DESCRIPTION OF THE TASK -> From the listing below, pull out the lines that hold "found".
-- Begin RECORDED INFORMATION --
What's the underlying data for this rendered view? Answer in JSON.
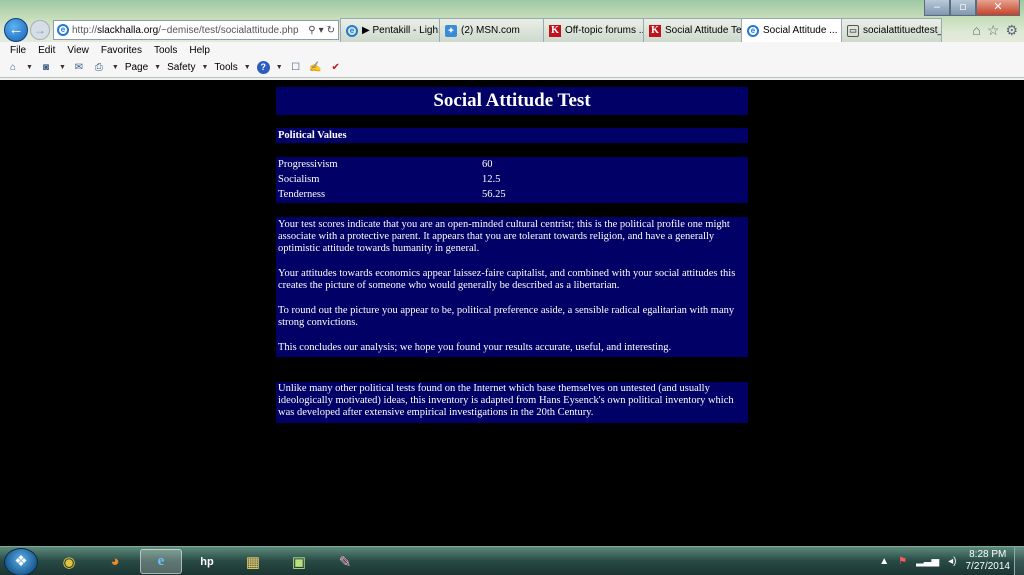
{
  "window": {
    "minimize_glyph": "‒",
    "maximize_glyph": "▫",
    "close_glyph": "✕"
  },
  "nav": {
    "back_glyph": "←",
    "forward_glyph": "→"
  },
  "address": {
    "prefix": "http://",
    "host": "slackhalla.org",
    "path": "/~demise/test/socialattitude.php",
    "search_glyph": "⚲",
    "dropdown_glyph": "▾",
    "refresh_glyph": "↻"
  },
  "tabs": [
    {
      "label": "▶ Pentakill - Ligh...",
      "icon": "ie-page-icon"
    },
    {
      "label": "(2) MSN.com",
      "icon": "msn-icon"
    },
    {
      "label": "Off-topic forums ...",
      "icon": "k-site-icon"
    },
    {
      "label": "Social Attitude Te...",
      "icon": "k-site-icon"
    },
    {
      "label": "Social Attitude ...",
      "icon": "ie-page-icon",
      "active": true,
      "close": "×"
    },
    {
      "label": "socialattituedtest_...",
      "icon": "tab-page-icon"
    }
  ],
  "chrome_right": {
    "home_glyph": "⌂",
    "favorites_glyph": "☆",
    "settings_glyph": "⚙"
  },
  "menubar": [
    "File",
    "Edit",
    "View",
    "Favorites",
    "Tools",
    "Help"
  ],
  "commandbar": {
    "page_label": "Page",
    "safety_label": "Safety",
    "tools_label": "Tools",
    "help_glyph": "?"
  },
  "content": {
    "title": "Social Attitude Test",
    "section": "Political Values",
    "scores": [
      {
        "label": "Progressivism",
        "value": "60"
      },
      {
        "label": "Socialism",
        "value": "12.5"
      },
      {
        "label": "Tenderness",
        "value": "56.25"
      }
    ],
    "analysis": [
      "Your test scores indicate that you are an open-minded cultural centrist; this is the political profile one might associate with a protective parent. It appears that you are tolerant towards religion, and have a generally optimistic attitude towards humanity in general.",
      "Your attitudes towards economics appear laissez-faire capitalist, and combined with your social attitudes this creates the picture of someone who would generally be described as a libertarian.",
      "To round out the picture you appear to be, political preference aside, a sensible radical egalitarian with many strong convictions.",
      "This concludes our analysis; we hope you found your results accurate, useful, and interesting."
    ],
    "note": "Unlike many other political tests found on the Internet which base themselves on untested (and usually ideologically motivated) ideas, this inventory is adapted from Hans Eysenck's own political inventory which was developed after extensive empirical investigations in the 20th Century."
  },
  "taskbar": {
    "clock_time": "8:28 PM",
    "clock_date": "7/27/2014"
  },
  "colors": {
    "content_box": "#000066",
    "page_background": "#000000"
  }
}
-- End RECORDED INFORMATION --
-- Begin RECORDED INFORMATION --
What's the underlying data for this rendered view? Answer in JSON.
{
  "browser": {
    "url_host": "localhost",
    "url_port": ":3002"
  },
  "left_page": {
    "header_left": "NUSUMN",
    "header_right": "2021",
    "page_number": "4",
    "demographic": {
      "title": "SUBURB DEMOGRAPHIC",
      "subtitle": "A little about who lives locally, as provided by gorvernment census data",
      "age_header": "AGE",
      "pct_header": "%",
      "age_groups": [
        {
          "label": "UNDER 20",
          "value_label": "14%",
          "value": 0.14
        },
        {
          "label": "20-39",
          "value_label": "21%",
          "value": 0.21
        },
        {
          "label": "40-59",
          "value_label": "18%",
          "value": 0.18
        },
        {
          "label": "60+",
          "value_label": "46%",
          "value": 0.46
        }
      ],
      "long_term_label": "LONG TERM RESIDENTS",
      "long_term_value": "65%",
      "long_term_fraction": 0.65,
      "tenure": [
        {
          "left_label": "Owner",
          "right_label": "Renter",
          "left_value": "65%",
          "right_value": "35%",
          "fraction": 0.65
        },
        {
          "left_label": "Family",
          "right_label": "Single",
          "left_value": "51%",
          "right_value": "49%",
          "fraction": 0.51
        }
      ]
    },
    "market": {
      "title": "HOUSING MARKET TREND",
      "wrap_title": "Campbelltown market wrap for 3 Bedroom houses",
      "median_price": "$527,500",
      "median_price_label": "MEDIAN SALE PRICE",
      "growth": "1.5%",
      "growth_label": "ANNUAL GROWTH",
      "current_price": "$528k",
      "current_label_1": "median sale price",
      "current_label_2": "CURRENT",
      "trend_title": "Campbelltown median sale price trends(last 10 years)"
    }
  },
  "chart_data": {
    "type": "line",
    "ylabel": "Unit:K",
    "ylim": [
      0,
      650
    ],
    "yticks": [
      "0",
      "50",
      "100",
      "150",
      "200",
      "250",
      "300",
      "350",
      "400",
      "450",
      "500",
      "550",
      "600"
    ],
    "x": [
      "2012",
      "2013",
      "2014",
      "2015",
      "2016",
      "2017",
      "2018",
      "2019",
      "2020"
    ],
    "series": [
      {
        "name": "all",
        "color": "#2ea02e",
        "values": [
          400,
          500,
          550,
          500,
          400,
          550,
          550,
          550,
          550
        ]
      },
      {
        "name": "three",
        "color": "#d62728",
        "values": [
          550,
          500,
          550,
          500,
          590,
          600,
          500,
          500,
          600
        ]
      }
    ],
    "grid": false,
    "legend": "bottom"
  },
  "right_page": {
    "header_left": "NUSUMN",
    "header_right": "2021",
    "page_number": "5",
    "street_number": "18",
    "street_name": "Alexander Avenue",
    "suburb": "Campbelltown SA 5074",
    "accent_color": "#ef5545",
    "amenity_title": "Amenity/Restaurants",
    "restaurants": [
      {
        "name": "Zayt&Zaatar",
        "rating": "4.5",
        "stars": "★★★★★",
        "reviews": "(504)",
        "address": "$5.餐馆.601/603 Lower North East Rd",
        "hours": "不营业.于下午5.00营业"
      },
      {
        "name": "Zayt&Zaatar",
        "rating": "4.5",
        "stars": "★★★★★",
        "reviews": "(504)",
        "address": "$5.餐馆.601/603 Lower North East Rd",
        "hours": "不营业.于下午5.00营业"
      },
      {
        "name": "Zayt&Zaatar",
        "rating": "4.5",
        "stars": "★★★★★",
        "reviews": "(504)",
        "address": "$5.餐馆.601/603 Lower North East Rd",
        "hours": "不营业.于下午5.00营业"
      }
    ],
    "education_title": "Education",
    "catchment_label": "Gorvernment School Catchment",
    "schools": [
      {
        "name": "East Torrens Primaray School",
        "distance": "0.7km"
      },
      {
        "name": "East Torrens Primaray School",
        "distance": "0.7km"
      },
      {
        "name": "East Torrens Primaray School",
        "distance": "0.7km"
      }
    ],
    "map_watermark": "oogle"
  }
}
-- End RECORDED INFORMATION --
-- Begin RECORDED INFORMATION --
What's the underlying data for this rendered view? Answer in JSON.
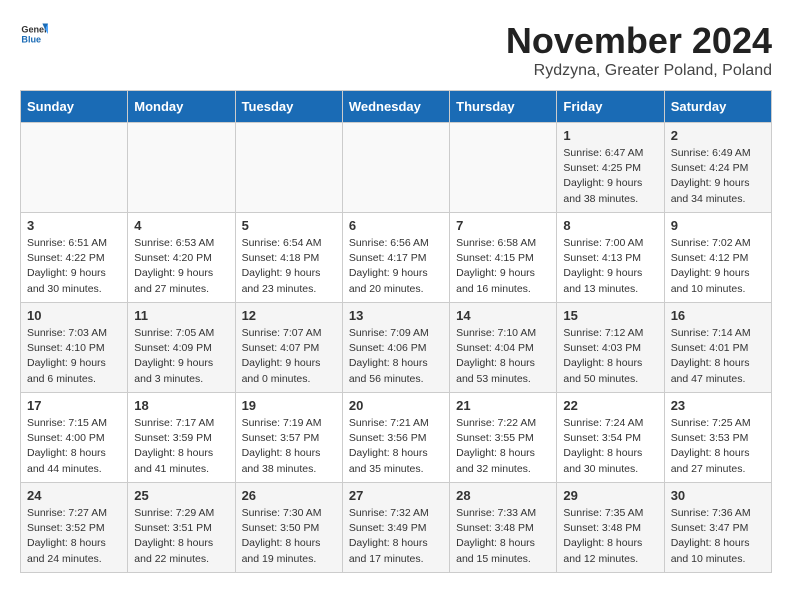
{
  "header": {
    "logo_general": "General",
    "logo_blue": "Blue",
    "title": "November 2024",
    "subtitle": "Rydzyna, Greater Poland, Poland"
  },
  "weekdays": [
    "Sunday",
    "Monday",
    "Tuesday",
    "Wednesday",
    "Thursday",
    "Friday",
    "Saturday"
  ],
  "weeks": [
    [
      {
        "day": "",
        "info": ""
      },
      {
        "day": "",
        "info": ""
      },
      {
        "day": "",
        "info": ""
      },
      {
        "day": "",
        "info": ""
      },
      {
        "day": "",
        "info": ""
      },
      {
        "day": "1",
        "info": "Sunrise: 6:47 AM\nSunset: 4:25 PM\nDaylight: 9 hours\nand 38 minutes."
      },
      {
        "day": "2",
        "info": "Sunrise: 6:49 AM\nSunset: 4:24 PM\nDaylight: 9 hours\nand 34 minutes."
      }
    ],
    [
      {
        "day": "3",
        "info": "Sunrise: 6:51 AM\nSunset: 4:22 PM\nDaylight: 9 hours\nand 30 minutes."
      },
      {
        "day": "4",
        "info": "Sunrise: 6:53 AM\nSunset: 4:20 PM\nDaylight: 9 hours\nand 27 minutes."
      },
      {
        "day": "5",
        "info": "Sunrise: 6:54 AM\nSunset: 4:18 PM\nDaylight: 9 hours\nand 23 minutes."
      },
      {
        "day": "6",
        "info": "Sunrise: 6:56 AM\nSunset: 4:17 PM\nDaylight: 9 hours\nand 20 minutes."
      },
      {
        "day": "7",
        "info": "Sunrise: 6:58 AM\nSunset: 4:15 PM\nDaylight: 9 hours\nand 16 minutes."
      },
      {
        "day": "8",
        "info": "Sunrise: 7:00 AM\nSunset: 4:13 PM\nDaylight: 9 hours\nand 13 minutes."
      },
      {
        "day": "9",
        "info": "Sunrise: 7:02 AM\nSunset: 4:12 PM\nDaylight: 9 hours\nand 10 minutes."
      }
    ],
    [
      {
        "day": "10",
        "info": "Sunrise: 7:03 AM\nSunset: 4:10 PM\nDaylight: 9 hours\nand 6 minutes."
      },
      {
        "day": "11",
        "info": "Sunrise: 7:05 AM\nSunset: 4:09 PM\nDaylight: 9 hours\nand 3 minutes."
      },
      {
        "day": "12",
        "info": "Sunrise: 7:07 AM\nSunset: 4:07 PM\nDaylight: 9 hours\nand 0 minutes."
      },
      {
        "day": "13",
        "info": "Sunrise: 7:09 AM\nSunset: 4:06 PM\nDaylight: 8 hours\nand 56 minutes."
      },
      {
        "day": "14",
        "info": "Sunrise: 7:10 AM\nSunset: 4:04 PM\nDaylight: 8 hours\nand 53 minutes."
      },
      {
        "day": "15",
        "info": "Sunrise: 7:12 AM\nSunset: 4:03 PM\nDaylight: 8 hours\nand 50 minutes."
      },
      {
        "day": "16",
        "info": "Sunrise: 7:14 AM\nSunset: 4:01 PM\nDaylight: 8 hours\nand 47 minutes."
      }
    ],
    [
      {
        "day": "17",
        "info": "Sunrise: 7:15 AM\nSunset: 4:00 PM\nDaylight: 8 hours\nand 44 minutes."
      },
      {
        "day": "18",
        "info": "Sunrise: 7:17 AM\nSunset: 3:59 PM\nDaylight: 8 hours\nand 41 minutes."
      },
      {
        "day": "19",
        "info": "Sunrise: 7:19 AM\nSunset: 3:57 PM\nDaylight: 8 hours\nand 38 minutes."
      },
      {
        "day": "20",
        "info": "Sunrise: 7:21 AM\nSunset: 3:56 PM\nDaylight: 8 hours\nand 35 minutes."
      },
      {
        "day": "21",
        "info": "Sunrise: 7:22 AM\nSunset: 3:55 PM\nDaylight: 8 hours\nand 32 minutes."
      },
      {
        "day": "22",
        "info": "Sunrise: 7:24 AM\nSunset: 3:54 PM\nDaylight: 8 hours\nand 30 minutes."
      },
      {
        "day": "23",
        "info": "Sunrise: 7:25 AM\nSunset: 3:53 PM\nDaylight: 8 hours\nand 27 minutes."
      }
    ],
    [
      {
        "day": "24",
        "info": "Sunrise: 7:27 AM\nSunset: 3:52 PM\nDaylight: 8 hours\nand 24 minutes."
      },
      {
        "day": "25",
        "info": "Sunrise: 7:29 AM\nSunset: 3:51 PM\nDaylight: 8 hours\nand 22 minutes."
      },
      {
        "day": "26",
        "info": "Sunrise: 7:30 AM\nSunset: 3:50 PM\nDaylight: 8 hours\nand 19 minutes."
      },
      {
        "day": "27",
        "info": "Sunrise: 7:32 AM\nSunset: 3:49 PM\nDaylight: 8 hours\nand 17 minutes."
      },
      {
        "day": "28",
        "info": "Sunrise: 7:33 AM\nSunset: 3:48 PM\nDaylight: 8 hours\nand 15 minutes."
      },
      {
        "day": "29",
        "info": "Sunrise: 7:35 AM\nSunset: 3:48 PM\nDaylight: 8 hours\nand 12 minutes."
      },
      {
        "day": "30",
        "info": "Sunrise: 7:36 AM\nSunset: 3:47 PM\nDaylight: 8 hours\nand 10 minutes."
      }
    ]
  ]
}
-- End RECORDED INFORMATION --
REPLY ->
      "This concludes our analysis; we hope you found your results accurate, useful, and interesting."
    "note": "Unlike many other political tests found on the Internet which base themselves on untested (and usually ideologically motivated) ideas, this inventory is adapted from Hans Eysenck's own political inventory which was developed after extensive empirical investigations in the 20th Century."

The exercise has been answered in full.